*Set task*: Read the lines below. Copy out any that hold the string "some".

*Records for the exercise*:
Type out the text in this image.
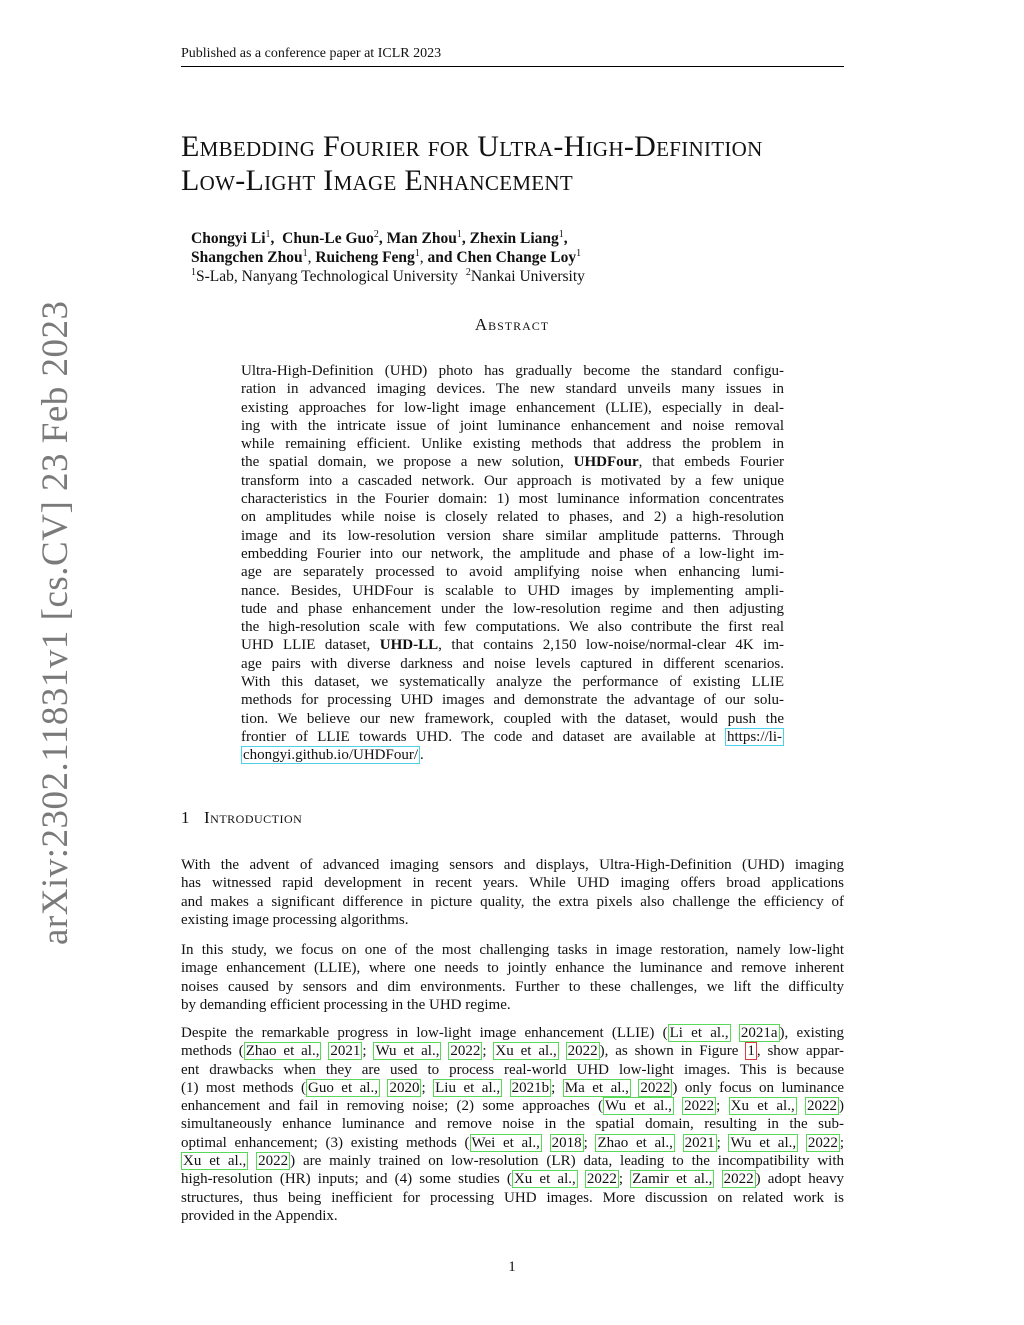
Published as a conference paper at ICLR 2023
Embedding Fourier for Ultra-High-Definition
Low-Light Image Enhancement
Chongyi Li$^1$,  Chun-Le Guo$^2$, Man Zhou$^1$, Zhexin Liang$^1$,
Shangchen Zhou$^1$, Ruicheng Feng$^1$, and Chen Change Loy$^1$
$^1$S-Lab, Nanyang Technological University $^2$Nankai University
Abstract
Ultra-High-Definition (UHD) photo has gradually become the standard configu-
ration in advanced imaging devices. The new standard unveils many issues in
existing approaches for low-light image enhancement (LLIE), especially in deal-
ing with the intricate issue of joint luminance enhancement and noise removal
while remaining efficient. Unlike existing methods that address the problem in
the spatial domain, we propose a new solution, UHDFour, that embeds Fourier
transform into a cascaded network. Our approach is motivated by a few unique
characteristics in the Fourier domain: 1) most luminance information concentrates
on amplitudes while noise is closely related to phases, and 2) a high-resolution
image and its low-resolution version share similar amplitude patterns. Through
embedding Fourier into our network, the amplitude and phase of a low-light im-
age are separately processed to avoid amplifying noise when enhancing lumi-
nance. Besides, UHDFour is scalable to UHD images by implementing ampli-
tude and phase enhancement under the low-resolution regime and then adjusting
the high-resolution scale with few computations. We also contribute the first real
UHD LLIE dataset, UHD-LL, that contains 2,150 low-noise/normal-clear 4K im-
age pairs with diverse darkness and noise levels captured in different scenarios.
With this dataset, we systematically analyze the performance of existing LLIE
methods for processing UHD images and demonstrate the advantage of our solu-
tion. We believe our new framework, coupled with the dataset, would push the
frontier of LLIE towards UHD. The code and dataset are available at https://li-
chongyi.github.io/UHDFour/ .
1 Introduction
With the advent of advanced imaging sensors and displays, Ultra-High-Definition (UHD) imaging
has witnessed rapid development in recent years. While UHD imaging offers broad applications
and makes a significant difference in picture quality, the extra pixels also challenge the efficiency of
existing image processing algorithms.
In this study, we focus on one of the most challenging tasks in image restoration, namely low-light
image enhancement (LLIE), where one needs to jointly enhance the luminance and remove inherent
noises caused by sensors and dim environments. Further to these challenges, we lift the difficulty
by demanding efficient processing in the UHD regime.
Despite the remarkable progress in low-light image enhancement (LLIE) ( Li et al., 2021a ), existing
methods ( Zhao et al., 2021 ; Wu et al., 2022 ; Xu et al., 2022 ), as shown in Figure 1 , show appar-
ent drawbacks when they are used to process real-world UHD low-light images. This is because
(1) most methods ( Guo et al., 2020 ; Liu et al., 2021b ; Ma et al., 2022 ) only focus on luminance
enhancement and fail in removing noise; (2) some approaches ( Wu et al., 2022 ; Xu et al., 2022 )
simultaneously enhance luminance and remove noise in the spatial domain, resulting in the sub-
optimal enhancement; (3) existing methods ( Wei et al., 2018 ; Zhao et al., 2021 ; Wu et al., 2022 ;
Xu et al., 2022 ) are mainly trained on low-resolution (LR) data, leading to the incompatibility with
high-resolution (HR) inputs; and (4) some studies ( Xu et al., 2022 ; Zamir et al., 2022 ) adopt heavy
structures, thus being inefficient for processing UHD images. More discussion on related work is
provided in the Appendix.
arXiv:2302.11831v1 [cs.CV] 23 Feb 2023
1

*The completed task*:
enhancement and fail in removing noise; (2) some approaches ( Wu et al., 2022 ; Xu et al., 2022 )
high-resolution (HR) inputs; and (4) some studies ( Xu et al., 2022 ; Zamir et al., 2022 ) adopt heavy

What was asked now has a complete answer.